Report the number of lines containing "Blake", with no other words.

Entries shown —

_ _ _ _ _

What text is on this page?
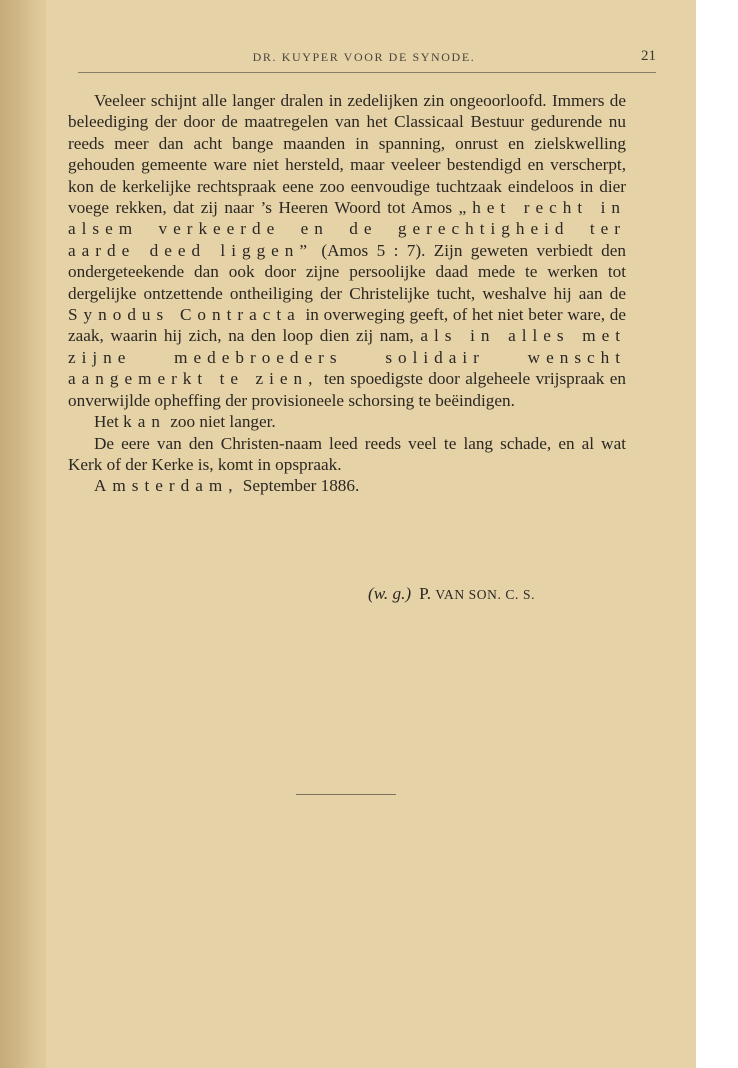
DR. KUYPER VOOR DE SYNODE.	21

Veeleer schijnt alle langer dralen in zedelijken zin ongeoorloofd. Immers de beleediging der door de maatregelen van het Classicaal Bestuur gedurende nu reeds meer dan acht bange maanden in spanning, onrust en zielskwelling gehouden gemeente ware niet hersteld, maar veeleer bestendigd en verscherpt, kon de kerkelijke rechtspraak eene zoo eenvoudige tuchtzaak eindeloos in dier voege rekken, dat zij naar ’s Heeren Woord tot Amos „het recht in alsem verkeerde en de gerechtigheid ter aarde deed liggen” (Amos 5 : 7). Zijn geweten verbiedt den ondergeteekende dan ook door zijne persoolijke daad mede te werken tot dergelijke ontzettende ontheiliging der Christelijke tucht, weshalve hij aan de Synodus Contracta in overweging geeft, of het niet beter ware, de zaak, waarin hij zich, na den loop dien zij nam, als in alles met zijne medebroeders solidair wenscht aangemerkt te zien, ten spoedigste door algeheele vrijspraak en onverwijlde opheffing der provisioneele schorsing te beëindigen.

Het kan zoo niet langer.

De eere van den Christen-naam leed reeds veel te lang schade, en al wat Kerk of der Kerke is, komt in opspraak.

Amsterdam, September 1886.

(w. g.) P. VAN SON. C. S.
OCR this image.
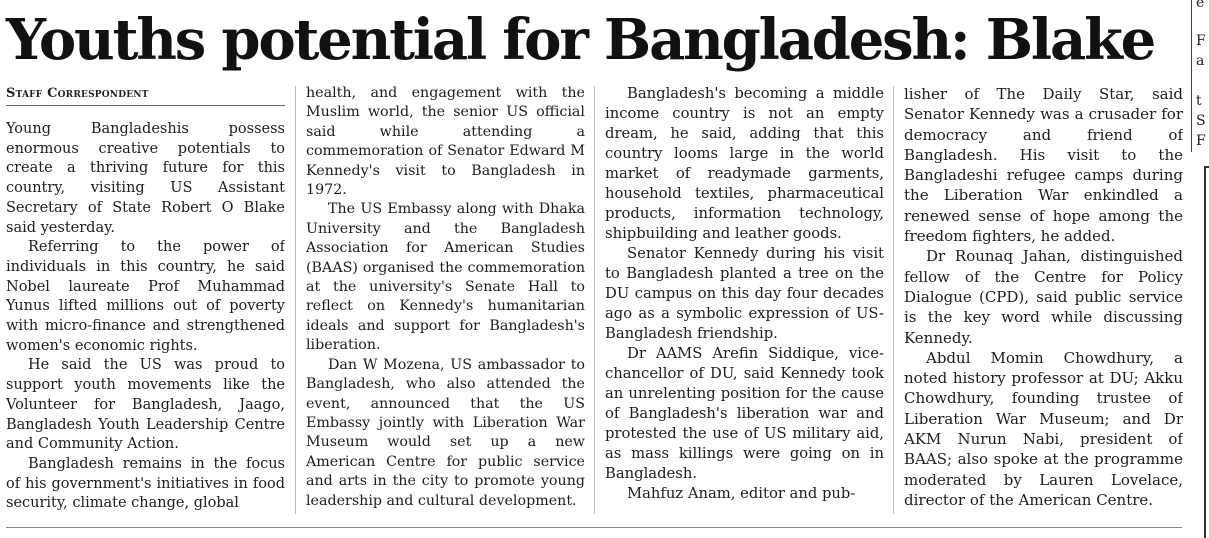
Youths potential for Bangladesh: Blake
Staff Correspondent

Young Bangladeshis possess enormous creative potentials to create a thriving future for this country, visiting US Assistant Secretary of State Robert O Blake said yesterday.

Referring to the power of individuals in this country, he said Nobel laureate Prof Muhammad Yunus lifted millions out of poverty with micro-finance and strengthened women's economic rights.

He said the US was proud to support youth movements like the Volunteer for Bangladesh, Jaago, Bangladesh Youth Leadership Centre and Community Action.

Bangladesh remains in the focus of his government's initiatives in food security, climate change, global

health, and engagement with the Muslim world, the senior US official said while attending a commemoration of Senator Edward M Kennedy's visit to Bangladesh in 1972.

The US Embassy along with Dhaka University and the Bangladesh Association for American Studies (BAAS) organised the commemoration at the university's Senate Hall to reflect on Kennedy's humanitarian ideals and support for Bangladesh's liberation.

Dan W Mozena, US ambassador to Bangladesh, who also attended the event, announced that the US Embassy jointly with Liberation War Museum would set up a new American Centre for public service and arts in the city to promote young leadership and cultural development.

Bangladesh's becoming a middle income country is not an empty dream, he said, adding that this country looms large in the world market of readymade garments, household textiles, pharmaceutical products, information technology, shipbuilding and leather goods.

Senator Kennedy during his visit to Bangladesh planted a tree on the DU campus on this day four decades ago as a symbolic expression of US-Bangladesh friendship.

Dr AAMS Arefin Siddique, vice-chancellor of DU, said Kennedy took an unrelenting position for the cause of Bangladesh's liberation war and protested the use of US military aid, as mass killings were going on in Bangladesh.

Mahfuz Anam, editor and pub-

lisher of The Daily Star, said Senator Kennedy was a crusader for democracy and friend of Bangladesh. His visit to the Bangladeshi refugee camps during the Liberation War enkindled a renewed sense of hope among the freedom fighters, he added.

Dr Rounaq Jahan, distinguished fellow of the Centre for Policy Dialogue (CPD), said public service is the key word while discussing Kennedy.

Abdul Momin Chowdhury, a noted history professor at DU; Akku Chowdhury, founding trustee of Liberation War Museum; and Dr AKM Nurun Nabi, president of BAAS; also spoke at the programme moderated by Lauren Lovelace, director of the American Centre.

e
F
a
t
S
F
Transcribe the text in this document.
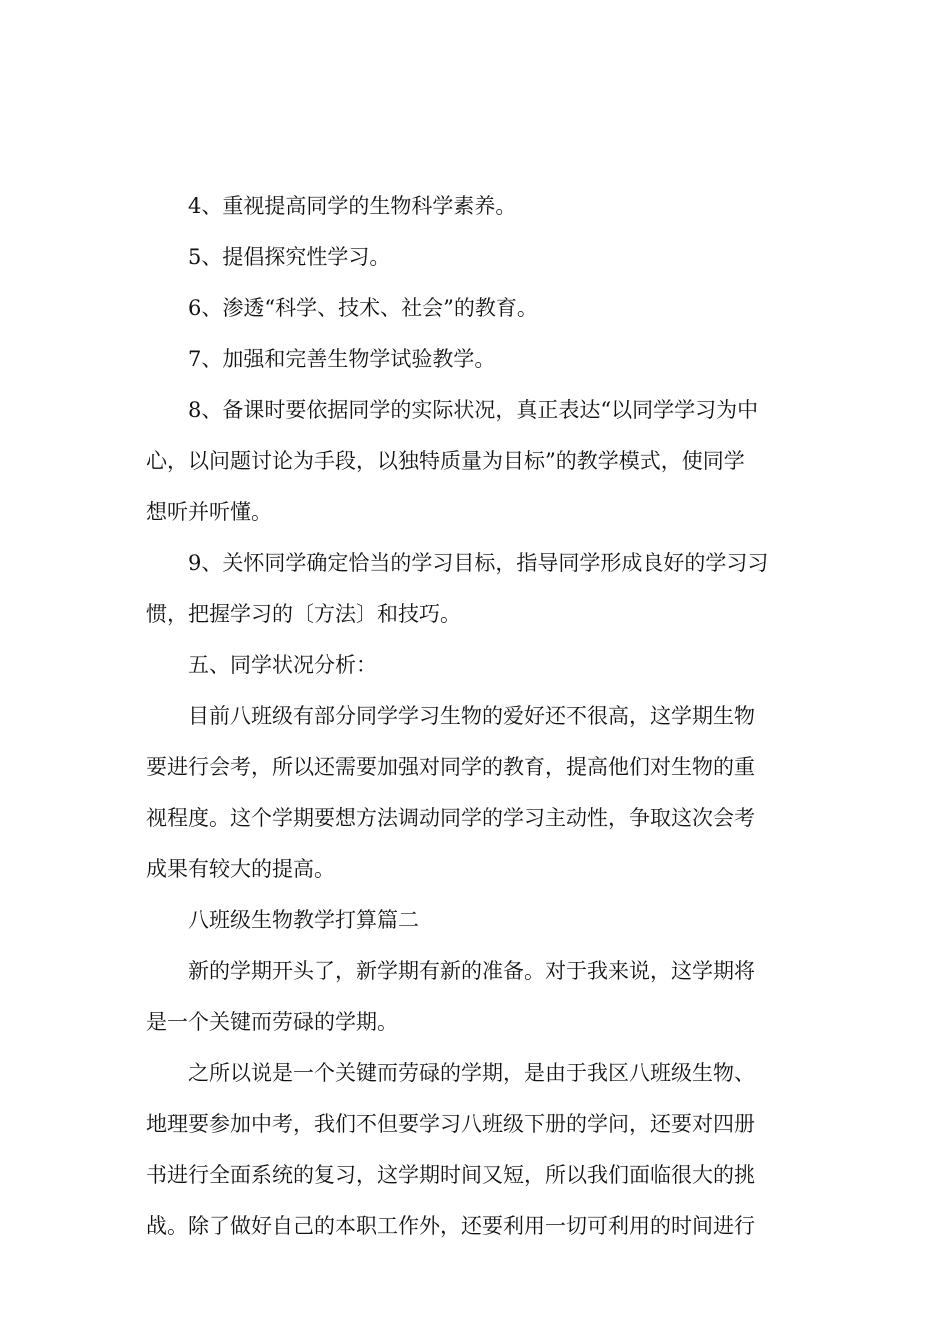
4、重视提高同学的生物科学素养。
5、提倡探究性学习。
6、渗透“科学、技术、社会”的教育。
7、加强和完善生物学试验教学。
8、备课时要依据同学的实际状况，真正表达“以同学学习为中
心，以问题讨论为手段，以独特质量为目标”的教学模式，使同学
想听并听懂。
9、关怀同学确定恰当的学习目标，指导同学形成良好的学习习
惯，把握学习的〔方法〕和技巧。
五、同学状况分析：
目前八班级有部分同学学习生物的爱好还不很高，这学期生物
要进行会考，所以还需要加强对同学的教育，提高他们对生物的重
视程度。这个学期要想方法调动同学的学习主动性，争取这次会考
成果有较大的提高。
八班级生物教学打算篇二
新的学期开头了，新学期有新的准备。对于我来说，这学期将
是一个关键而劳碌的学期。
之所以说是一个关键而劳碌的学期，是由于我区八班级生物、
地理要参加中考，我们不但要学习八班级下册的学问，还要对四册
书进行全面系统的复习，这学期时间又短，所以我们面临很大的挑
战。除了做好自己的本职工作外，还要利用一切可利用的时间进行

_ _ _ _ _

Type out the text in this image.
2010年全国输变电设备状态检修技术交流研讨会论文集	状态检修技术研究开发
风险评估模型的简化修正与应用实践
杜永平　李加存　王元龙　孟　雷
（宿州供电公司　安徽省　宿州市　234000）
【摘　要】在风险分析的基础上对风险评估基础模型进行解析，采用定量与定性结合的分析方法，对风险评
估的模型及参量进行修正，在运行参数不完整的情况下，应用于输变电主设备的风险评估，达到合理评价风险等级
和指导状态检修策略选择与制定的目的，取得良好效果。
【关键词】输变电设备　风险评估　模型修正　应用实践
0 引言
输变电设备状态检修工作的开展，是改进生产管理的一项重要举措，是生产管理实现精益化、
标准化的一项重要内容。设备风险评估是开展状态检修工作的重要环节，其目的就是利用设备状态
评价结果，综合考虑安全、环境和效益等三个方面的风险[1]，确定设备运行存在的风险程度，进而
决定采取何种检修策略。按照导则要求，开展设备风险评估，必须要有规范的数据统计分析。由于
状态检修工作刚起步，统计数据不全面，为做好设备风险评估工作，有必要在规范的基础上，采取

_ _ _ _ _

Completed task —
2